[Data extracted from a collection]

= = =

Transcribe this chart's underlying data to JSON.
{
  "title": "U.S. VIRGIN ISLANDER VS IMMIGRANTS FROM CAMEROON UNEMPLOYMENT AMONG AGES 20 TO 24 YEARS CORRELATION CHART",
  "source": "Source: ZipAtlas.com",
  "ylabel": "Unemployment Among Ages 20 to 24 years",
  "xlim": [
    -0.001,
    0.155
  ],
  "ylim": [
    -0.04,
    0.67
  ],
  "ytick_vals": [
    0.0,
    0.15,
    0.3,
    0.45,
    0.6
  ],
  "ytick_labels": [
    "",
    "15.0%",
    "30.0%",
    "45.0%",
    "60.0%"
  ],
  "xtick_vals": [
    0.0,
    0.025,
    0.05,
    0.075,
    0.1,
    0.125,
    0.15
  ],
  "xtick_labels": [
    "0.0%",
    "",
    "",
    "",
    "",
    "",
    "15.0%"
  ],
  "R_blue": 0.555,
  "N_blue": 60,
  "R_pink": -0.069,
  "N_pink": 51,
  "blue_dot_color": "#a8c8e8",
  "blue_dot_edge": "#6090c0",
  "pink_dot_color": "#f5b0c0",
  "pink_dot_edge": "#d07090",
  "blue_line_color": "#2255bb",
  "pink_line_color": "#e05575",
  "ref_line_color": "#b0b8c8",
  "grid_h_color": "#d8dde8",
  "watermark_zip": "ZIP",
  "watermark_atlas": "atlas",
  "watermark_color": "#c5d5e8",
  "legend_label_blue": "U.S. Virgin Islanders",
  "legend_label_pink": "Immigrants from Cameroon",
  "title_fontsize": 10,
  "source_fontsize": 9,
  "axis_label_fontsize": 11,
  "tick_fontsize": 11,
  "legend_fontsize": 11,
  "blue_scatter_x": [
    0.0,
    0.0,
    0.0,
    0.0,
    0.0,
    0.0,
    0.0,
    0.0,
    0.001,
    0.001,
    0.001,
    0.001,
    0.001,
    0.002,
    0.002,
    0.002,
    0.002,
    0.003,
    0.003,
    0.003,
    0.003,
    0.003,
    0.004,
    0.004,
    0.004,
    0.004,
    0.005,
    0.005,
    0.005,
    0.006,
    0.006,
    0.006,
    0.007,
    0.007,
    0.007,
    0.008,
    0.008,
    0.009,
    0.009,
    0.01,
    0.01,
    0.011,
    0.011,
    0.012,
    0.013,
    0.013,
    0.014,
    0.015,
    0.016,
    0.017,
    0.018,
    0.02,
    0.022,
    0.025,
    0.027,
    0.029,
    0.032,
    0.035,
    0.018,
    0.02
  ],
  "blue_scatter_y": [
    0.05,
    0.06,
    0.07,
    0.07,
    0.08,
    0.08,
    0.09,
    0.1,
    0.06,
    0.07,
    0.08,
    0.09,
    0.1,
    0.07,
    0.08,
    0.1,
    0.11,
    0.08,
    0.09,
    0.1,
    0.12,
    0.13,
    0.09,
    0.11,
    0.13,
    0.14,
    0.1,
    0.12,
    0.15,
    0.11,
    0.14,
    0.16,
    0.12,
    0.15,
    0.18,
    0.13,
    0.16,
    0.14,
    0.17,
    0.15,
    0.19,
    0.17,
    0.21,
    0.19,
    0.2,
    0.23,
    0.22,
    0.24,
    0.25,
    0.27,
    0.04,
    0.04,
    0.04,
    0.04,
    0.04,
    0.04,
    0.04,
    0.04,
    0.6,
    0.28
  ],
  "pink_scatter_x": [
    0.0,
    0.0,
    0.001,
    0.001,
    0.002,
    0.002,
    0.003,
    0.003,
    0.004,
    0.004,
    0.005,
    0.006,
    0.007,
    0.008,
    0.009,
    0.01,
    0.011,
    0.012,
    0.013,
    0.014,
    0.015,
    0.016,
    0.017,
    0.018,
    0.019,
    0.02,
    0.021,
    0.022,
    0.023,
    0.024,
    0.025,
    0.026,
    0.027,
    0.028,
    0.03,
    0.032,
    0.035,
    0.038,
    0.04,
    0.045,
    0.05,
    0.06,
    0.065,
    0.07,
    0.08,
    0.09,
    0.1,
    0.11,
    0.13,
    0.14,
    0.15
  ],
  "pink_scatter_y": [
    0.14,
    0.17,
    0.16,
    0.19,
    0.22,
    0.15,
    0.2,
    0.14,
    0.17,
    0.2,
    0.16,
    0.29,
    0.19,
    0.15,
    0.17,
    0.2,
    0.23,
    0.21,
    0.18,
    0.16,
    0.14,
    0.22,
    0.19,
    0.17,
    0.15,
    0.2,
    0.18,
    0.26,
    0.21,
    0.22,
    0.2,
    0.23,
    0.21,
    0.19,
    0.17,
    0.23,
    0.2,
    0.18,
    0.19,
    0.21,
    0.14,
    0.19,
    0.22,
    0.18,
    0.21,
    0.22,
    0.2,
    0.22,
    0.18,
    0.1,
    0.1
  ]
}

= = =

*Written problem*
Can you give every line above again, exactly as written?

*Task answer*
Transcribe this chart's underlying data to JSON.
{
  "title": "U.S. VIRGIN ISLANDER VS IMMIGRANTS FROM CAMEROON UNEMPLOYMENT AMONG AGES 20 TO 24 YEARS CORRELATION CHART",
  "source": "Source: ZipAtlas.com",
  "ylabel": "Unemployment Among Ages 20 to 24 years",
  "xlim": [
    -0.001,
    0.155
  ],
  "ylim": [
    -0.04,
    0.67
  ],
  "ytick_vals": [
    0.0,
    0.15,
    0.3,
    0.45,
    0.6
  ],
  "ytick_labels": [
    "",
    "15.0%",
    "30.0%",
    "45.0%",
    "60.0%"
  ],
  "xtick_vals": [
    0.0,
    0.025,
    0.05,
    0.075,
    0.1,
    0.125,
    0.15
  ],
  "xtick_labels": [
    "0.0%",
    "",
    "",
    "",
    "",
    "",
    "15.0%"
  ],
  "R_blue": 0.555,
  "N_blue": 60,
  "R_pink": -0.069,
  "N_pink": 51,
  "blue_dot_color": "#a8c8e8",
  "blue_dot_edge": "#6090c0",
  "pink_dot_color": "#f5b0c0",
  "pink_dot_edge": "#d07090",
  "blue_line_color": "#2255bb",
  "pink_line_color": "#e05575",
  "ref_line_color": "#b0b8c8",
  "grid_h_color": "#d8dde8",
  "watermark_zip": "ZIP",
  "watermark_atlas": "atlas",
  "watermark_color": "#c5d5e8",
  "legend_label_blue": "U.S. Virgin Islanders",
  "legend_label_pink": "Immigrants from Cameroon",
  "title_fontsize": 10,
  "source_fontsize": 9,
  "axis_label_fontsize": 11,
  "tick_fontsize": 11,
  "legend_fontsize": 11,
  "blue_scatter_x": [
    0.0,
    0.0,
    0.0,
    0.0,
    0.0,
    0.0,
    0.0,
    0.0,
    0.001,
    0.001,
    0.001,
    0.001,
    0.001,
    0.002,
    0.002,
    0.002,
    0.002,
    0.003,
    0.003,
    0.003,
    0.003,
    0.003,
    0.004,
    0.004,
    0.004,
    0.004,
    0.005,
    0.005,
    0.005,
    0.006,
    0.006,
    0.006,
    0.007,
    0.007,
    0.007,
    0.008,
    0.008,
    0.009,
    0.009,
    0.01,
    0.01,
    0.011,
    0.011,
    0.012,
    0.013,
    0.013,
    0.014,
    0.015,
    0.016,
    0.017,
    0.018,
    0.02,
    0.022,
    0.025,
    0.027,
    0.029,
    0.032,
    0.035,
    0.018,
    0.02
  ],
  "blue_scatter_y": [
    0.05,
    0.06,
    0.07,
    0.07,
    0.08,
    0.08,
    0.09,
    0.1,
    0.06,
    0.07,
    0.08,
    0.09,
    0.1,
    0.07,
    0.08,
    0.1,
    0.11,
    0.08,
    0.09,
    0.1,
    0.12,
    0.13,
    0.09,
    0.11,
    0.13,
    0.14,
    0.1,
    0.12,
    0.15,
    0.11,
    0.14,
    0.16,
    0.12,
    0.15,
    0.18,
    0.13,
    0.16,
    0.14,
    0.17,
    0.15,
    0.19,
    0.17,
    0.21,
    0.19,
    0.2,
    0.23,
    0.22,
    0.24,
    0.25,
    0.27,
    0.04,
    0.04,
    0.04,
    0.04,
    0.04,
    0.04,
    0.04,
    0.04,
    0.6,
    0.28
  ],
  "pink_scatter_x": [
    0.0,
    0.0,
    0.001,
    0.001,
    0.002,
    0.002,
    0.003,
    0.003,
    0.004,
    0.004,
    0.005,
    0.006,
    0.007,
    0.008,
    0.009,
    0.01,
    0.011,
    0.012,
    0.013,
    0.014,
    0.015,
    0.016,
    0.017,
    0.018,
    0.019,
    0.02,
    0.021,
    0.022,
    0.023,
    0.024,
    0.025,
    0.026,
    0.027,
    0.028,
    0.03,
    0.032,
    0.035,
    0.038,
    0.04,
    0.045,
    0.05,
    0.06,
    0.065,
    0.07,
    0.08,
    0.09,
    0.1,
    0.11,
    0.13,
    0.14,
    0.15
  ],
  "pink_scatter_y": [
    0.14,
    0.17,
    0.16,
    0.19,
    0.22,
    0.15,
    0.2,
    0.14,
    0.17,
    0.2,
    0.16,
    0.29,
    0.19,
    0.15,
    0.17,
    0.2,
    0.23,
    0.21,
    0.18,
    0.16,
    0.14,
    0.22,
    0.19,
    0.17,
    0.15,
    0.2,
    0.18,
    0.26,
    0.21,
    0.22,
    0.2,
    0.23,
    0.21,
    0.19,
    0.17,
    0.23,
    0.2,
    0.18,
    0.19,
    0.21,
    0.14,
    0.19,
    0.22,
    0.18,
    0.21,
    0.22,
    0.2,
    0.22,
    0.18,
    0.1,
    0.1
  ]
}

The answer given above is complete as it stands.